By using this gym we can create different **environments** from a cartpole simulation to Atari games.

In [1]:
import sys
import gymnasium as gym
import matplotlib.pyplot as plt
import numpy as np
import random

### Initialize a cartpole environment
To work with a cartpole balancing problem, we need to initialize corresponding environment. Each environment is associated with an:

- **Observation space** that defines the structure of information that we receive from the environment. For cartpole problem, we receive position of the pole, velocity and some other values.

- **Action space** that defines possible actions. In our case the action space is discrete, and consists of two actions - **left** and **right**.

In [2]:
# Initialize
env = gym.make('CartPole-v1', render_mode='human')
print(env.action_space)
print(env.observation_space)
print(env.action_space.sample())

Discrete(2)
Box([-4.8               -inf -0.41887903        -inf], [4.8               inf 0.41887903        inf], (4,), float32)
0


To see how the environment works lets run a short simulation for 100 steps. At each step, we providade one of the actions to be taken - in this simulation we just randomly select an action from `action_space`

In [3]:
env.reset()

for i in range(100):
    env.render()
    env.step(env.action_space.sample())

- _DATA EXCERPT_
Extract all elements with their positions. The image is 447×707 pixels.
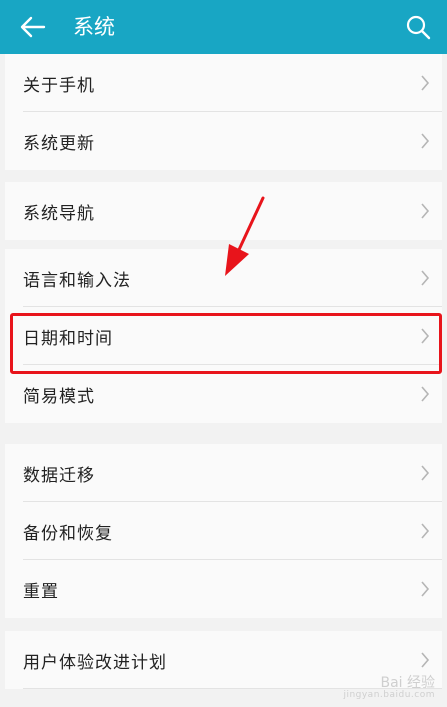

- _THINGS TO DO_
**A)** Please rewrite the cartpole notebook starting at "print(env.action_space.sample())" and ending at "env.reset()", swapping "simulation" for "episode" wherever it occurs.
**B)** Continue the cartpole notebook from the point where it stops.

- _EXERCISE RESULTS_
**A)**
print(env.action_space.sample())

Discrete(2)
Box([-4.8               -inf -0.41887903        -inf], [4.8               inf 0.41887903        inf], (4,), float32)
0


To see how the environment works lets run a short episode for 100 steps. At each step, we providade one of the actions to be taken - in this episode we just randomly select an action from `action_space`

In [3]:
env.reset()

**B)**
env.close()

  logger.warn(


During simulation, we need to get observations in order to decide how to act. In fact, the step function returns current observations, a reward function, and the done flag that indicates whether it makes sense to continue the simulation or not.

In [None]:
env.reset()

done = False
while not done:
    env.render()
    obs, rew, terminated, truncated, info = env.step(env.action_space.sample())
    done = terminated or truncated
    print(f"{obs} -> {rew}")
env.close()

error: display Surface quit

: 

The observation vector that is returned at each step of the simulation contains the following values:

    - Position of cart
    - Velocity of cart
    - Angle of pole
    - Rotation rate of pole

In [None]:
# get min and max value of those numbers
print(env.observation_space.low)
print(env.observation_space.high)

You may also notice that reward value on each simulation step is always 1. This is because our goal is to survive as long as possible, i.e. keep the pole to a reasonably vertical position for the longest period of time.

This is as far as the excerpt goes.